■ **EXERCISE DESCRIPTION**:
Each line of the material must be repeated precisely, with the pictures left out.

□ □ □ □ □

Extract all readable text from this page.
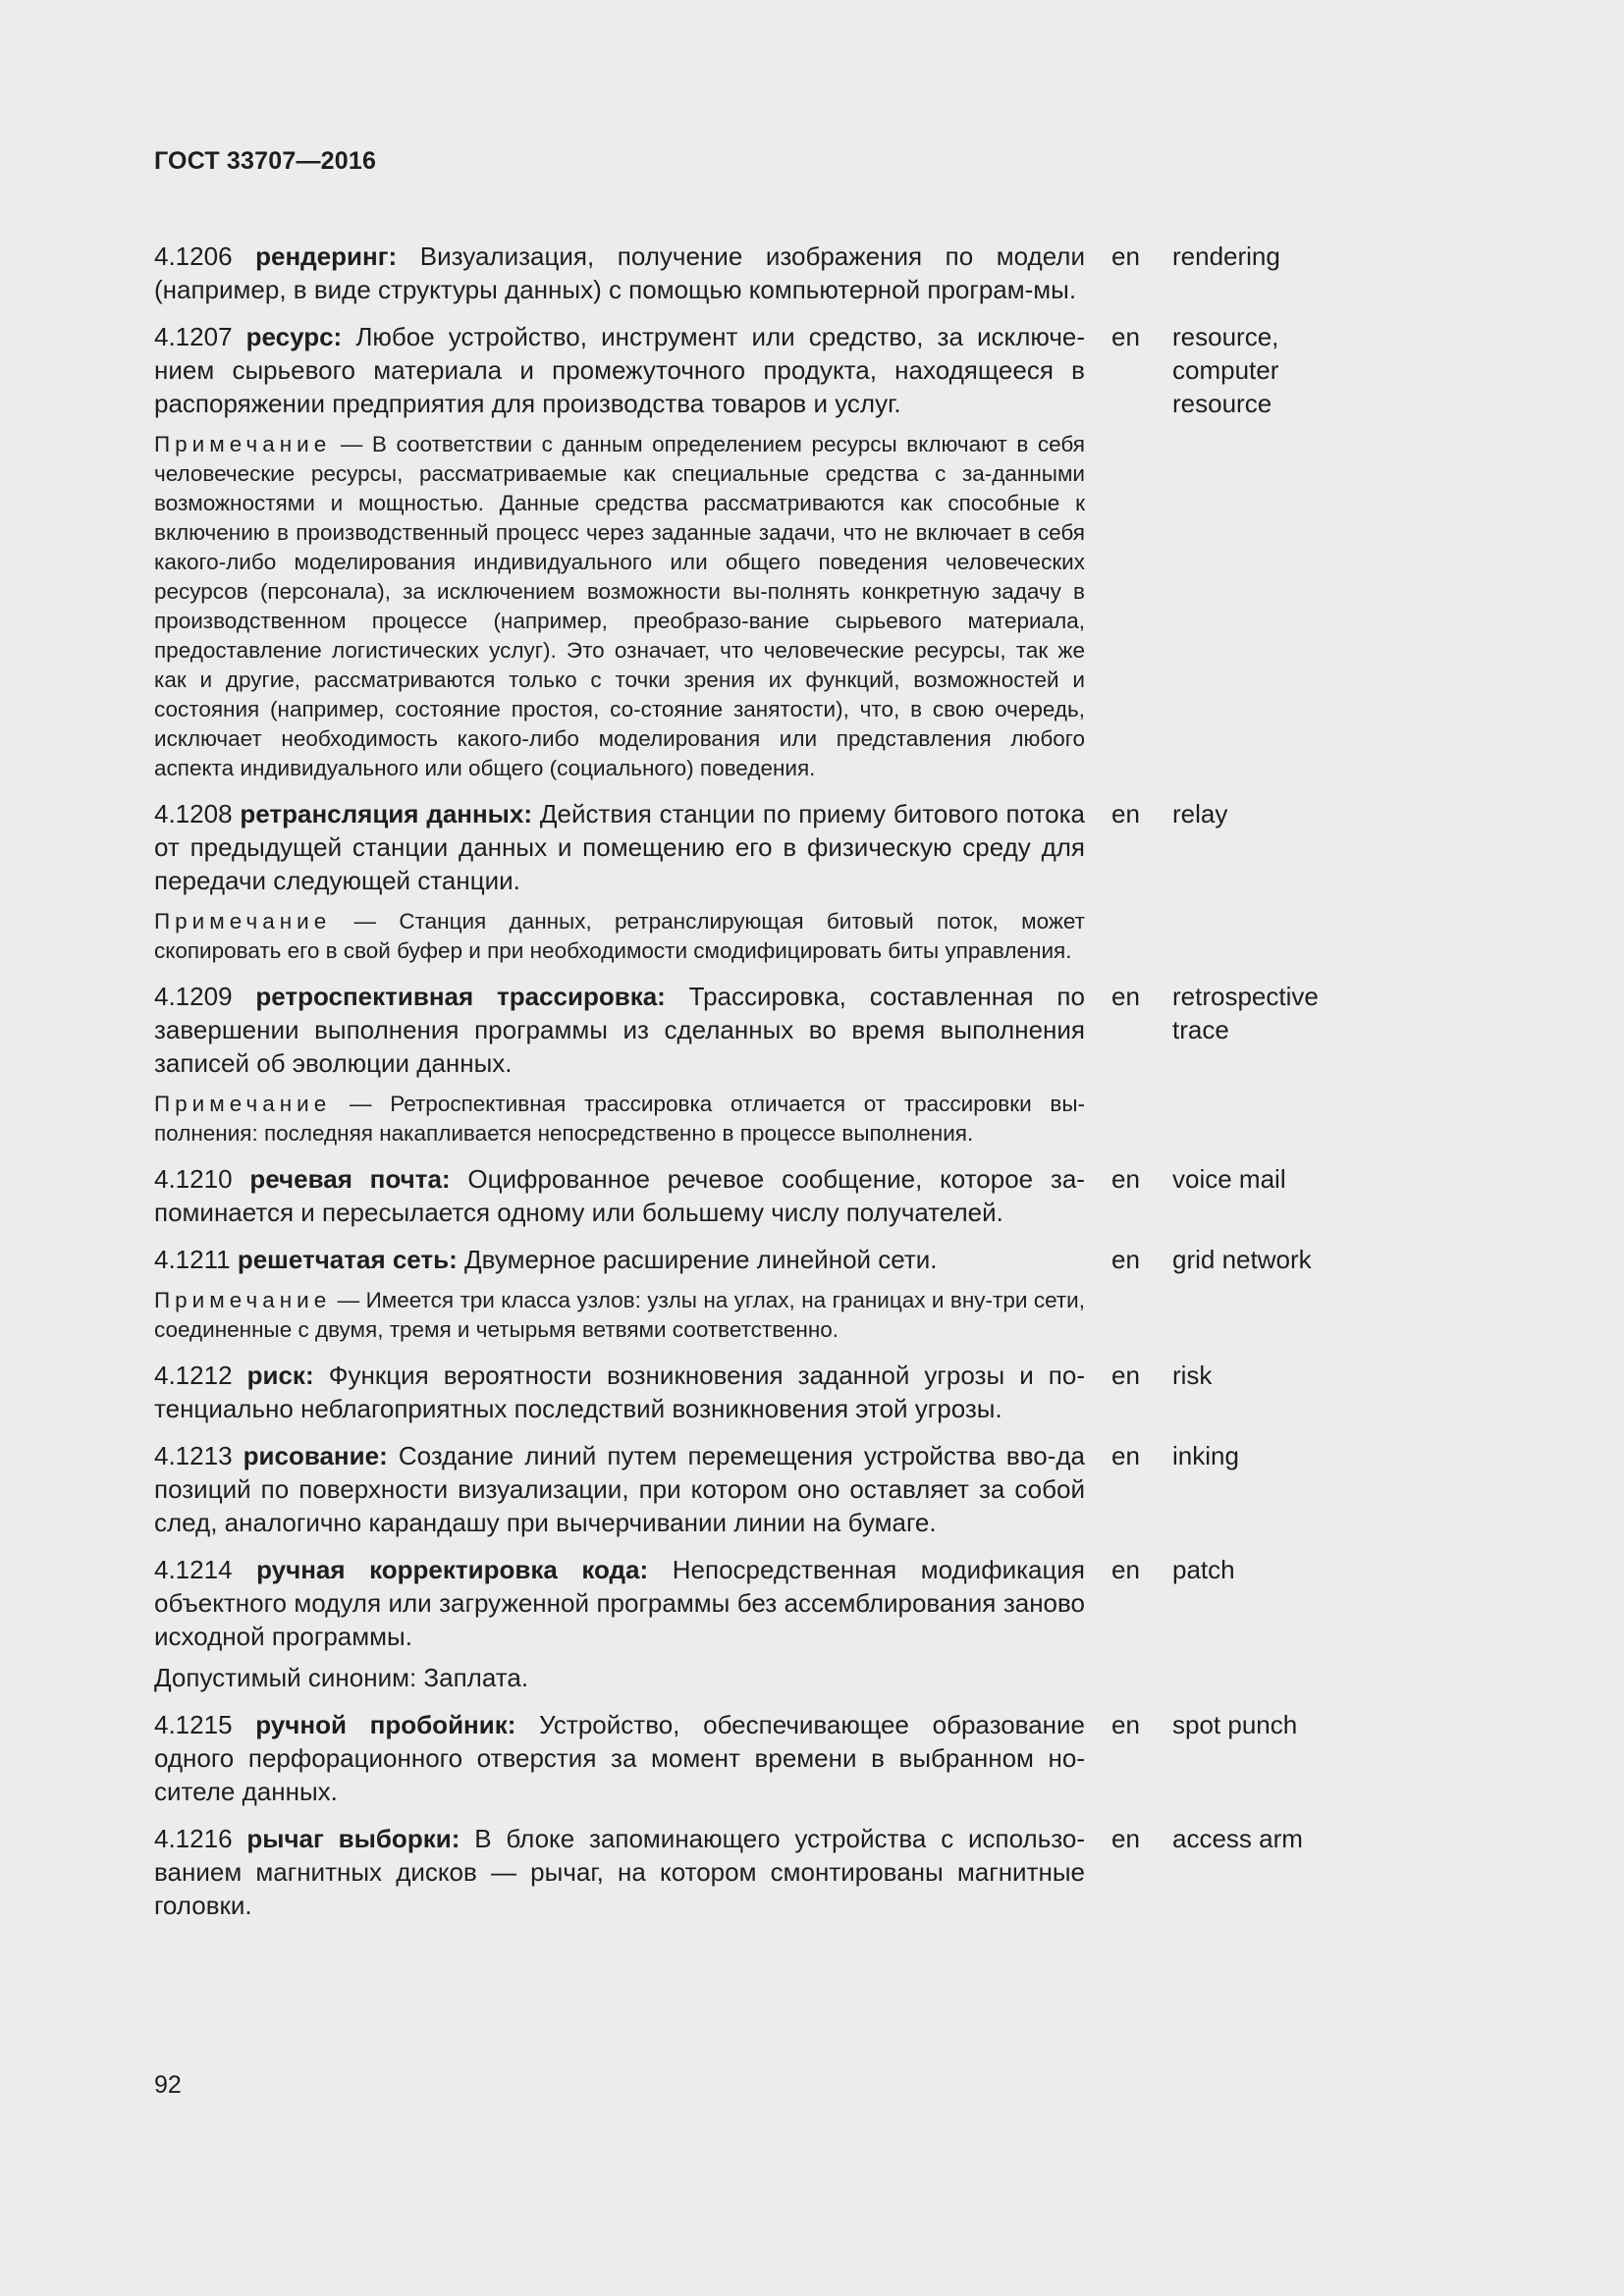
ГОСТ 33707—2016

4.1206 рендеринг: Визуализация, получение изображения по модели (например, в виде структуры данных) с помощью компьютерной програм-мы.

en	rendering

4.1207 ресурс: Любое устройство, инструмент или средство, за исключе-нием сырьевого материала и промежуточного продукта, находящееся в распоряжении предприятия для производства товаров и услуг.

Примечание — В соответствии с данным определением ресурсы включают в себя человеческие ресурсы, рассматриваемые как специальные средства с за-данными возможностями и мощностью. Данные средства рассматриваются как способные к включению в производственный процесс через заданные задачи, что не включает в себя какого-либо моделирования индивидуального или общего поведения человеческих ресурсов (персонала), за исключением возможности вы-полнять конкретную задачу в производственном процессе (например, преобразо-вание сырьевого материала, предоставление логистических услуг). Это означает, что человеческие ресурсы, так же как и другие, рассматриваются только с точки зрения их функций, возможностей и состояния (например, состояние простоя, со-стояние занятости), что, в свою очередь, исключает необходимость какого-либо моделирования или представления любого аспекта индивидуального или общего (социального) поведения.

en	resource, computer resource

4.1208 ретрансляция данных: Действия станции по приему битового потока от предыдущей станции данных и помещению его в физическую среду для передачи следующей станции.

Примечание — Станция данных, ретранслирующая битовый поток, может скопировать его в свой буфер и при необходимости смодифицировать биты управления.

en	relay

4.1209 ретроспективная трассировка: Трассировка, составленная по завершении выполнения программы из сделанных во время выполнения записей об эволюции данных.

Примечание — Ретроспективная трассировка отличается от трассировки вы-полнения: последняя накапливается непосредственно в процессе выполнения.

en	retrospective trace

4.1210 речевая почта: Оцифрованное речевое сообщение, которое за-поминается и пересылается одному или большему числу получателей.

en	voice mail

4.1211 решетчатая сеть: Двумерное расширение линейной сети.

Примечание — Имеется три класса узлов: узлы на углах, на границах и вну-три сети, соединенные с двумя, тремя и четырьмя ветвями соответственно.

en	grid network

4.1212 риск: Функция вероятности возникновения заданной угрозы и по-тенциально неблагоприятных последствий возникновения этой угрозы.

en	risk

4.1213 рисование: Создание линий путем перемещения устройства вво-да позиций по поверхности визуализации, при котором оно оставляет за собой след, аналогично карандашу при вычерчивании линии на бумаге.

en	inking

4.1214 ручная корректировка кода: Непосредственная модификация объектного модуля или загруженной программы без ассемблирования заново исходной программы.

Допустимый синоним: Заплата.

en	patch

4.1215 ручной пробойник: Устройство, обеспечивающее образование одного перфорационного отверстия за момент времени в выбранном но-сителе данных.

en	spot punch

4.1216 рычаг выборки: В блоке запоминающего устройства с использо-ванием магнитных дисков — рычаг, на котором смонтированы магнитные головки.

en	access arm
92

□ □ □ □ □

■ **CORRECT RESULT**:
Extract all readable text from this page.
ГОСТ 33707—2016

4.1206 рендеринг: Визуализация, получение изображения по модели (например, в виде структуры данных) с помощью компьютерной програм-мы.

en	rendering

4.1207 ресурс: Любое устройство, инструмент или средство, за исключе-нием сырьевого материала и промежуточного продукта, находящееся в распоряжении предприятия для производства товаров и услуг.

Примечание — В соответствии с данным определением ресурсы включают в себя человеческие ресурсы, рассматриваемые как специальные средства с за-данными возможностями и мощностью. Данные средства рассматриваются как способные к включению в производственный процесс через заданные задачи, что не включает в себя какого-либо моделирования индивидуального или общего поведения человеческих ресурсов (персонала), за исключением возможности вы-полнять конкретную задачу в производственном процессе (например, преобразо-вание сырьевого материала, предоставление логистических услуг). Это означает, что человеческие ресурсы, так же как и другие, рассматриваются только с точки зрения их функций, возможностей и состояния (например, состояние простоя, со-стояние занятости), что, в свою очередь, исключает необходимость какого-либо моделирования или представления любого аспекта индивидуального или общего (социального) поведения.

en	resource, computer resource

4.1208 ретрансляция данных: Действия станции по приему битового потока от предыдущей станции данных и помещению его в физическую среду для передачи следующей станции.

Примечание — Станция данных, ретранслирующая битовый поток, может скопировать его в свой буфер и при необходимости смодифицировать биты управления.

en	relay

4.1209 ретроспективная трассировка: Трассировка, составленная по завершении выполнения программы из сделанных во время выполнения записей об эволюции данных.

Примечание — Ретроспективная трассировка отличается от трассировки вы-полнения: последняя накапливается непосредственно в процессе выполнения.

en	retrospective trace

4.1210 речевая почта: Оцифрованное речевое сообщение, которое за-поминается и пересылается одному или большему числу получателей.

en	voice mail

4.1211 решетчатая сеть: Двумерное расширение линейной сети.

Примечание — Имеется три класса узлов: узлы на углах, на границах и вну-три сети, соединенные с двумя, тремя и четырьмя ветвями соответственно.

en	grid network

4.1212 риск: Функция вероятности возникновения заданной угрозы и по-тенциально неблагоприятных последствий возникновения этой угрозы.

en	risk

4.1213 рисование: Создание линий путем перемещения устройства вво-да позиций по поверхности визуализации, при котором оно оставляет за собой след, аналогично карандашу при вычерчивании линии на бумаге.

en	inking

4.1214 ручная корректировка кода: Непосредственная модификация объектного модуля или загруженной программы без ассемблирования заново исходной программы.

Допустимый синоним: Заплата.

en	patch

4.1215 ручной пробойник: Устройство, обеспечивающее образование одного перфорационного отверстия за момент времени в выбранном но-сителе данных.

en	spot punch

4.1216 рычаг выборки: В блоке запоминающего устройства с использо-ванием магнитных дисков — рычаг, на котором смонтированы магнитные головки.

en	access arm
92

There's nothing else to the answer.